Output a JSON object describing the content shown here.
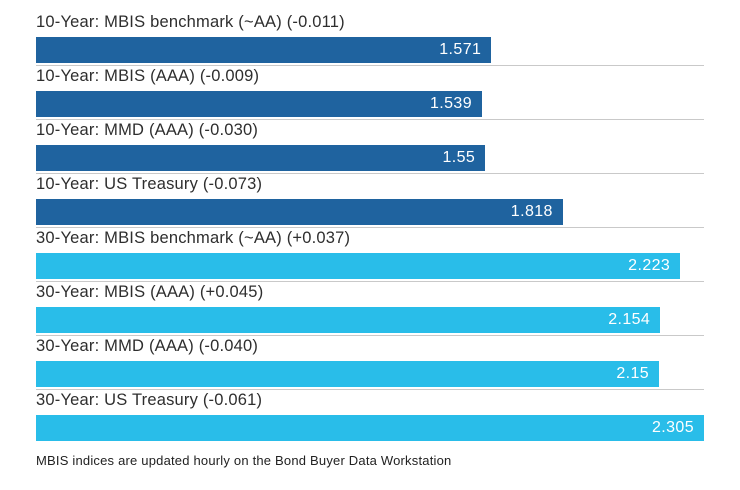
{
  "chart_data": {
    "type": "bar",
    "orientation": "horizontal",
    "title": "",
    "xlabel": "",
    "ylabel": "",
    "xlim": [
      0,
      2.305
    ],
    "grid": false,
    "legend": "none",
    "categories": [
      "10-Year: MBIS benchmark (~AA) (-0.011)",
      "10-Year: MBIS (AAA) (-0.009)",
      "10-Year: MMD (AAA) (-0.030)",
      "10-Year: US Treasury (-0.073)",
      "30-Year: MBIS benchmark (~AA) (+0.037)",
      "30-Year: MBIS (AAA) (+0.045)",
      "30-Year: MMD (AAA) (-0.040)",
      "30-Year: US Treasury (-0.061)"
    ],
    "values": [
      1.571,
      1.539,
      1.55,
      1.818,
      2.223,
      2.154,
      2.15,
      2.305
    ],
    "value_labels": [
      "1.571",
      "1.539",
      "1.55",
      "1.818",
      "2.223",
      "2.154",
      "2.15",
      "2.305"
    ],
    "groups": [
      "ten_year",
      "ten_year",
      "ten_year",
      "ten_year",
      "thirty_year",
      "thirty_year",
      "thirty_year",
      "thirty_year"
    ],
    "colors": {
      "ten_year": "#1f639f",
      "thirty_year": "#29bde9",
      "divider": "#c9c9c9",
      "label_text": "#2e2e2e",
      "value_text": "#ffffff"
    },
    "footnote": "MBIS indices are updated hourly on the Bond Buyer Data Workstation"
  }
}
****************
▸ TASK OBJECTIVE: Go through the listing above and locate each line that holds the word "MBIS". Copy those lines.

▸ SOLUTION TO THIS TASK:
      "10-Year: MBIS benchmark (~AA) (-0.011)",
      "10-Year: MBIS (AAA) (-0.009)",
      "30-Year: MBIS benchmark (~AA) (+0.037)",
      "30-Year: MBIS (AAA) (+0.045)",
    "footnote": "MBIS indices are updated hourly on the Bond Buyer Data Workstation"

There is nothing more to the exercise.